Problem to work on:
Report the count of lines below in which the string "user" occurs; include nothing else.

Stored rows:
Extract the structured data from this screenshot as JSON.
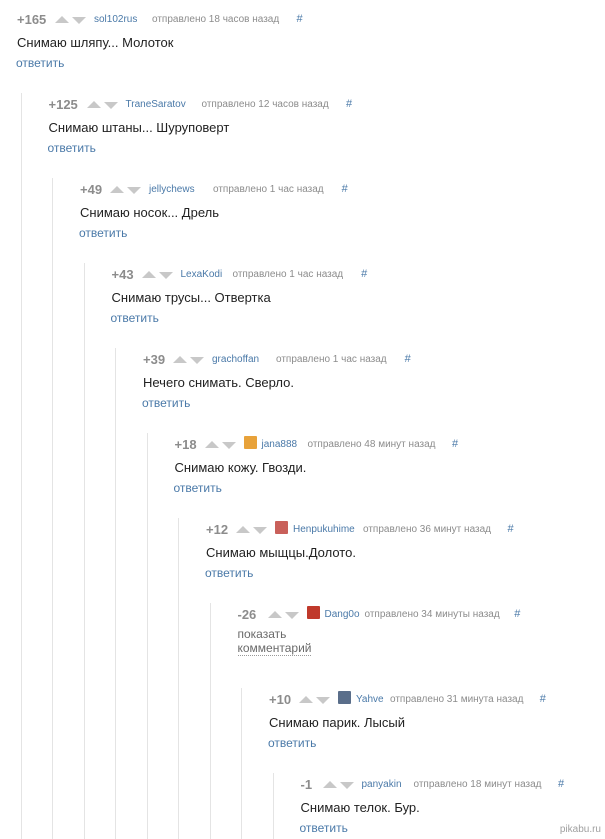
{
  "comments": [
    {
      "rating": "+165",
      "user": "sol102rus",
      "meta": "отправлено 18 часов назад",
      "hash": "#",
      "text": "Снимаю шляпу... Молоток",
      "reply": "ответить"
    },
    {
      "rating": "+125",
      "user": "TraneSaratov",
      "meta": "отправлено 12 часов назад",
      "hash": "#",
      "text": "Снимаю штаны... Шуруповерт",
      "reply": "ответить"
    },
    {
      "rating": "+49",
      "user": "jellychews",
      "meta": "отправлено 1 час назад",
      "hash": "#",
      "text": "Снимаю носок... Дрель",
      "reply": "ответить"
    },
    {
      "rating": "+43",
      "user": "LexaKodi",
      "meta": "отправлено 1 час назад",
      "hash": "#",
      "text": "Снимаю трусы... Отвертка",
      "reply": "ответить"
    },
    {
      "rating": "+39",
      "user": "grachoffan",
      "meta": "отправлено 1 час назад",
      "hash": "#",
      "text": "Нечего снимать. Сверло.",
      "reply": "ответить"
    },
    {
      "rating": "+18",
      "user": "jana888",
      "meta": "отправлено 48 минут назад",
      "hash": "#",
      "text": "Снимаю кожу. Гвозди.",
      "reply": "ответить"
    },
    {
      "rating": "+12",
      "user": "Henpukuhime",
      "meta": "отправлено 36 минут назад",
      "hash": "#",
      "text": "Снимаю мыщцы.Долото.",
      "reply": "ответить"
    },
    {
      "rating": "-26",
      "user": "Dang0o",
      "meta": "отправлено 34 минуты назад",
      "hash": "#",
      "show": "показать комментарий"
    },
    {
      "rating": "+10",
      "user": "Yahve",
      "meta": "отправлено 31 минута назад",
      "hash": "#",
      "text": "Снимаю парик. Лысый",
      "reply": "ответить"
    },
    {
      "rating": "-1",
      "user": "panyakin",
      "meta": "отправлено 18 минут назад",
      "hash": "#",
      "text": "Снимаю телок. Бур.",
      "reply": "ответить"
    }
  ],
  "avatars": {
    "jana888": "#e8a23a",
    "Henpukuhime": "#c9605a",
    "Dang0o": "#c0392b",
    "Yahve": "#5a6e8a"
  },
  "watermark": "pikabu.ru"
}
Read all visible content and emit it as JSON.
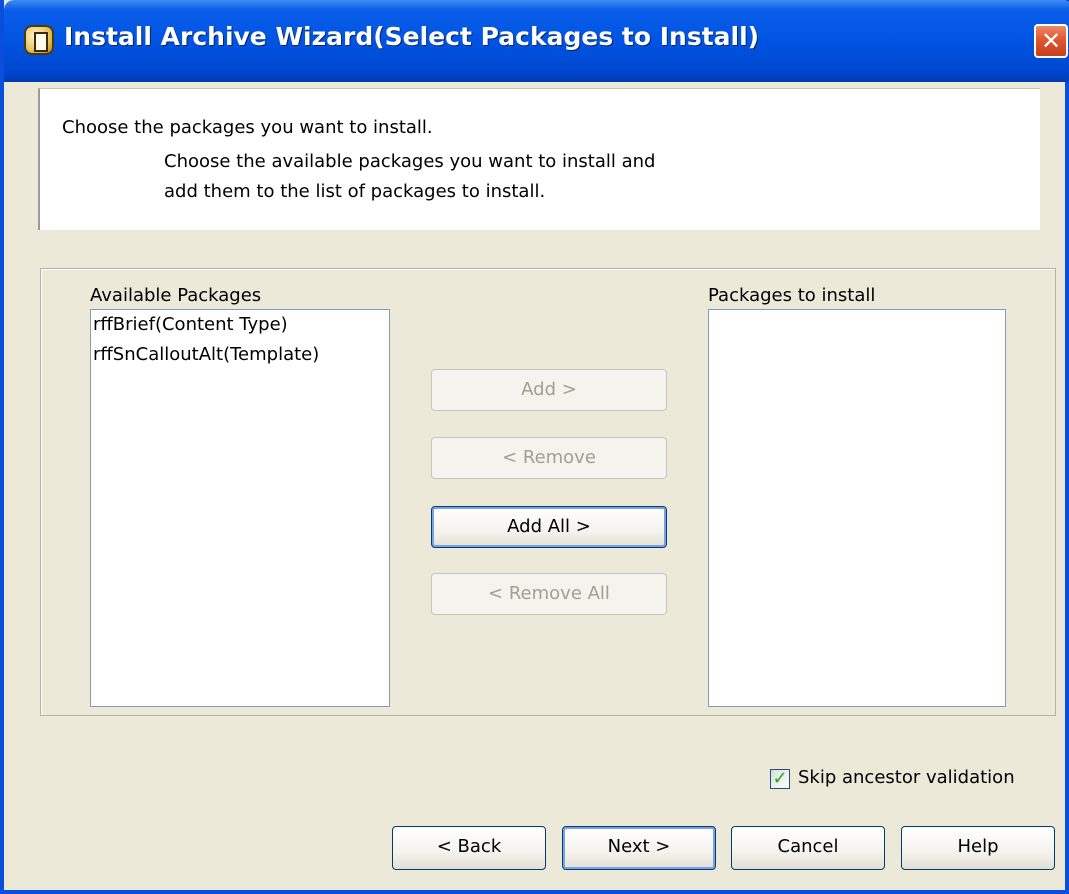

Solution below:
10